**To do**: Can you find the lines of the listing that include "JSON" and copy every one?
=-=-=-=-=
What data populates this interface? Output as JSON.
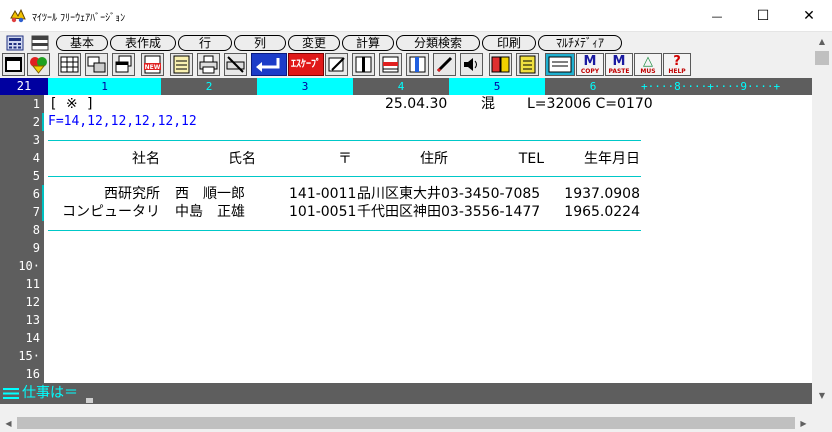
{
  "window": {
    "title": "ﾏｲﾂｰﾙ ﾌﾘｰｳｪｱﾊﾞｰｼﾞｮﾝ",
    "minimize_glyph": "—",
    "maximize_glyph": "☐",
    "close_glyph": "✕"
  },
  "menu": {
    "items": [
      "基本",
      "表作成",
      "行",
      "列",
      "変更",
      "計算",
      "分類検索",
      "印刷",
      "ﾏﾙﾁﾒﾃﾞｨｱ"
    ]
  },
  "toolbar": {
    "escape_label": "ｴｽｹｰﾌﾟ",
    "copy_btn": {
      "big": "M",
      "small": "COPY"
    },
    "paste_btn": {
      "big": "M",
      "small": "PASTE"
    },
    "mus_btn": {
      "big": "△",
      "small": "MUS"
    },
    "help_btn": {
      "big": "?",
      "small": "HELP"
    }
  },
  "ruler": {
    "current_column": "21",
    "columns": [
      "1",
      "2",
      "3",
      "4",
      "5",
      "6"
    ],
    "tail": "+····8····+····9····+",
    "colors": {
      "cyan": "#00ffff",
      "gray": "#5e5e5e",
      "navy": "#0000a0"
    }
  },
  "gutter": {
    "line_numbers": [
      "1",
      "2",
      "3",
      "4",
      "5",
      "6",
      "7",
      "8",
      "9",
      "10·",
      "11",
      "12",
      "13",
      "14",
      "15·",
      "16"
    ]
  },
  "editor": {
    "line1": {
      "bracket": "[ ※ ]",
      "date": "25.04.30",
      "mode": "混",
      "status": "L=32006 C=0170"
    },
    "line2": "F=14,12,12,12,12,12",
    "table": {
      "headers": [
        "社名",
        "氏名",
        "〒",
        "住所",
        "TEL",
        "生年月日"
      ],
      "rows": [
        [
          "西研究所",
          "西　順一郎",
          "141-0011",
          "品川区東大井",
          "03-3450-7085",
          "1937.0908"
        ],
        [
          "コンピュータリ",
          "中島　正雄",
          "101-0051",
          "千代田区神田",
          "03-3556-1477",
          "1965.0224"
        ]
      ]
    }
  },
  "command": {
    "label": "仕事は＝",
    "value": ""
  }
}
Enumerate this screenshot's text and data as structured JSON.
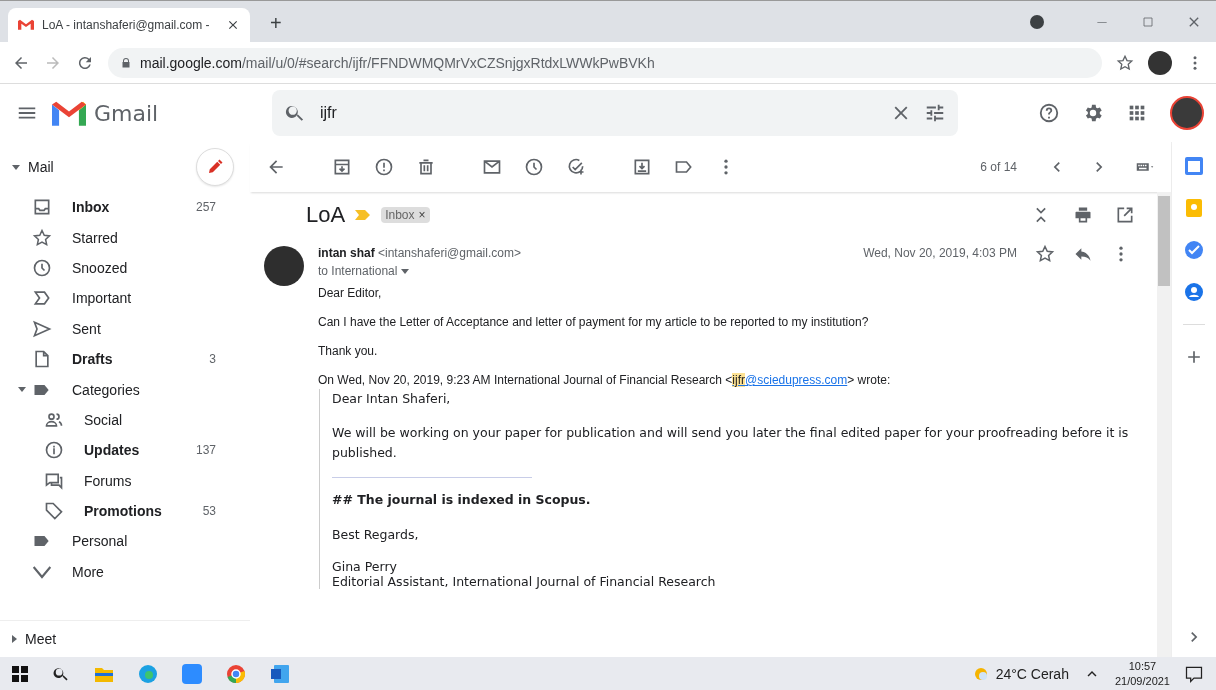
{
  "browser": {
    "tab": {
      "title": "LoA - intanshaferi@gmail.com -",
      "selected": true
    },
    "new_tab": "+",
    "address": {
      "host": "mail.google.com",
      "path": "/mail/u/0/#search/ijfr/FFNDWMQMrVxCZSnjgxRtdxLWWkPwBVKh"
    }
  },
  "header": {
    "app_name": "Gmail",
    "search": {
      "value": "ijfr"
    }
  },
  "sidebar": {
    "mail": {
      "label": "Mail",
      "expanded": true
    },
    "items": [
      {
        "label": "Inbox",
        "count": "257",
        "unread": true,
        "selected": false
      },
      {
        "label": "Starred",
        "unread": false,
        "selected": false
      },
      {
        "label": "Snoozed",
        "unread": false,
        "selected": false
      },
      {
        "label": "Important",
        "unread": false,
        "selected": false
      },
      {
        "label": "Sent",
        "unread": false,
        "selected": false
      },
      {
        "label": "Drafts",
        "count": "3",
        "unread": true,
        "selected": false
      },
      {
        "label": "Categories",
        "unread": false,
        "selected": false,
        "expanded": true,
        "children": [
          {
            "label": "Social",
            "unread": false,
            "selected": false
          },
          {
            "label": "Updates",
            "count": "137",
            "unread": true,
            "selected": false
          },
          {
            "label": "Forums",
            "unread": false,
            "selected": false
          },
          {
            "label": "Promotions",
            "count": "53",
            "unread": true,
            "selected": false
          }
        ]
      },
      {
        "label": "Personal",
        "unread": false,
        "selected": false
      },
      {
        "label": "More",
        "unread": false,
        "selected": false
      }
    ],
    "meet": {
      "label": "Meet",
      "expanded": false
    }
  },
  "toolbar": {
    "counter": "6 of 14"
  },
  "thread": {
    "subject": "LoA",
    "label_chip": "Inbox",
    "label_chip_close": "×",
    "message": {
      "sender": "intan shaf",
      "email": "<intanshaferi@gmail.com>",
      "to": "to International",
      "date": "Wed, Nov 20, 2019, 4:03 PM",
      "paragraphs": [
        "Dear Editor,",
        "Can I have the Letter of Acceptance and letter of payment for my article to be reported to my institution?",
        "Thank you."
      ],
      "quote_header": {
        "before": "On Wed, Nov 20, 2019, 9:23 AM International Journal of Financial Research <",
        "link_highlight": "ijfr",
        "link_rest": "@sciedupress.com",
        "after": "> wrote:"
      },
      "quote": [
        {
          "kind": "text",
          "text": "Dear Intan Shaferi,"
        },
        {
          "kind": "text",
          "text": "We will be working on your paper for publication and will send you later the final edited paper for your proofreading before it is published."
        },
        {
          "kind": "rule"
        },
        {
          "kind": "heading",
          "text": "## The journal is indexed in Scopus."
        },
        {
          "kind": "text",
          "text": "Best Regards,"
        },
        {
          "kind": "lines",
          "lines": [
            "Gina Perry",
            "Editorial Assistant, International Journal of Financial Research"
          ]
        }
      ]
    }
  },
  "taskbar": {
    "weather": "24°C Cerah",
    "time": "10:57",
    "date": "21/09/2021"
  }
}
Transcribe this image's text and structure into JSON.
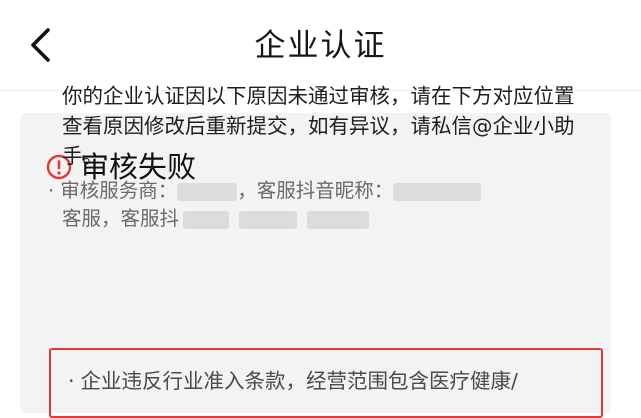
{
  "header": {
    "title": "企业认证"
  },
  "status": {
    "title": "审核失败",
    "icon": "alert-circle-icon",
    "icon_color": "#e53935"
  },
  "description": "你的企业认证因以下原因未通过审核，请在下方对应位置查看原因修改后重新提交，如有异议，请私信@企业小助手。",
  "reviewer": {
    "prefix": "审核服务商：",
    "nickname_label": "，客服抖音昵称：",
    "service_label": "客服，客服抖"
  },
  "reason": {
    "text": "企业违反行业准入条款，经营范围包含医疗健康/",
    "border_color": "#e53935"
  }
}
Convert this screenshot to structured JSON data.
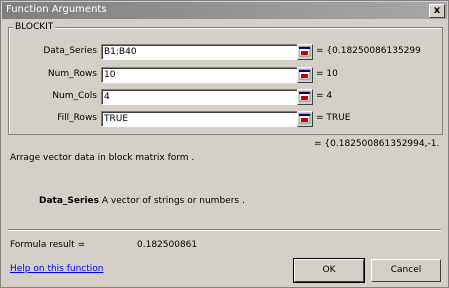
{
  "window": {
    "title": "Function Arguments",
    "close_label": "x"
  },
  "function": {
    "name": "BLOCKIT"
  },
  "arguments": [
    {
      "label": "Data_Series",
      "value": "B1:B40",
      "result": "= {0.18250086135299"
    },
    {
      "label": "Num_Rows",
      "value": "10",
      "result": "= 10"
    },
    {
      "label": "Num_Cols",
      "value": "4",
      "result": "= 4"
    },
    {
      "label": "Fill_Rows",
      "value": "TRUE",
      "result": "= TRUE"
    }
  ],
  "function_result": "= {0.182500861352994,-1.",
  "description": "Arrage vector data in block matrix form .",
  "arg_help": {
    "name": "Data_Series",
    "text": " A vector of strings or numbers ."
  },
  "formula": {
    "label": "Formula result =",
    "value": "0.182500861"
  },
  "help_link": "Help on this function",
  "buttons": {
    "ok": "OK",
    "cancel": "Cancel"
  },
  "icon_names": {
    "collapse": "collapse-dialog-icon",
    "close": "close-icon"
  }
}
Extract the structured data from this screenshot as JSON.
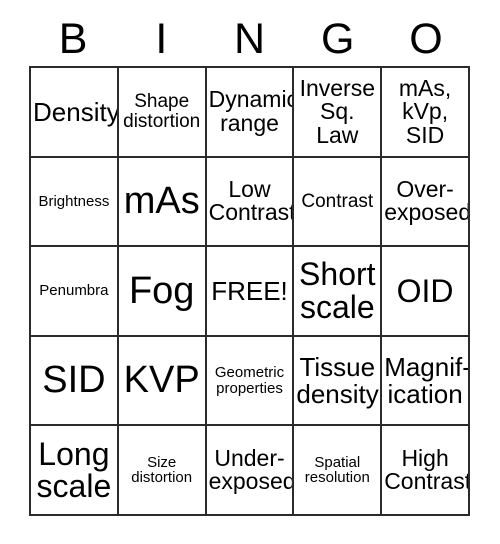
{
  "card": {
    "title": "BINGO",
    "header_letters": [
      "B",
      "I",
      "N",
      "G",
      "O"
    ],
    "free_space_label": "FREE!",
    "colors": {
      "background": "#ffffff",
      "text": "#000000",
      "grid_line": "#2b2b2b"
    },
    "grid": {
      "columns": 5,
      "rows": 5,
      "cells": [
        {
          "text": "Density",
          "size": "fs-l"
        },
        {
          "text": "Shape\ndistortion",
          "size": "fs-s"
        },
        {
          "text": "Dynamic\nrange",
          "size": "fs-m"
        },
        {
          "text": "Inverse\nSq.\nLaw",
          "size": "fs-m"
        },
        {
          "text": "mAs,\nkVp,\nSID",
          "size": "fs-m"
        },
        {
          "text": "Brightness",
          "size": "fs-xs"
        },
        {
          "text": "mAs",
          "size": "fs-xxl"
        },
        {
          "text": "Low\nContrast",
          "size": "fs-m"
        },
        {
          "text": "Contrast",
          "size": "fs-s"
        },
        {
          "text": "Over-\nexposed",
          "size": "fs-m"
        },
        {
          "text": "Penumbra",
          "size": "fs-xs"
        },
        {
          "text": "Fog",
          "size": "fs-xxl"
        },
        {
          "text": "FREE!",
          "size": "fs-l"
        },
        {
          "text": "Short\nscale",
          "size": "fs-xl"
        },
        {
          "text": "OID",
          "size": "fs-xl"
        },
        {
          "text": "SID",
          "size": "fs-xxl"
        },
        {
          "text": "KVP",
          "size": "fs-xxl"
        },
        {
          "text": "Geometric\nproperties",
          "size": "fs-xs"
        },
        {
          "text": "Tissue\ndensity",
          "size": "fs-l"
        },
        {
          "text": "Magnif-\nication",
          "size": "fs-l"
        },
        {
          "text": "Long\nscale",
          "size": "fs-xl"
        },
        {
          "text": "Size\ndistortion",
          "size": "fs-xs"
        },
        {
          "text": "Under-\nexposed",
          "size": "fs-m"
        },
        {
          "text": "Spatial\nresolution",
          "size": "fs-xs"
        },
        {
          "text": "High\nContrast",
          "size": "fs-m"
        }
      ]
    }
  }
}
=-=-=-=-=
**Written solution**:
What data populates this interface? Output as JSON.
Enumerate this screenshot's text and data as structured JSON.
Transcribe this image's text and structure into JSON.
Convert this screenshot to structured JSON data.
Extract the structured data from this screenshot as JSON.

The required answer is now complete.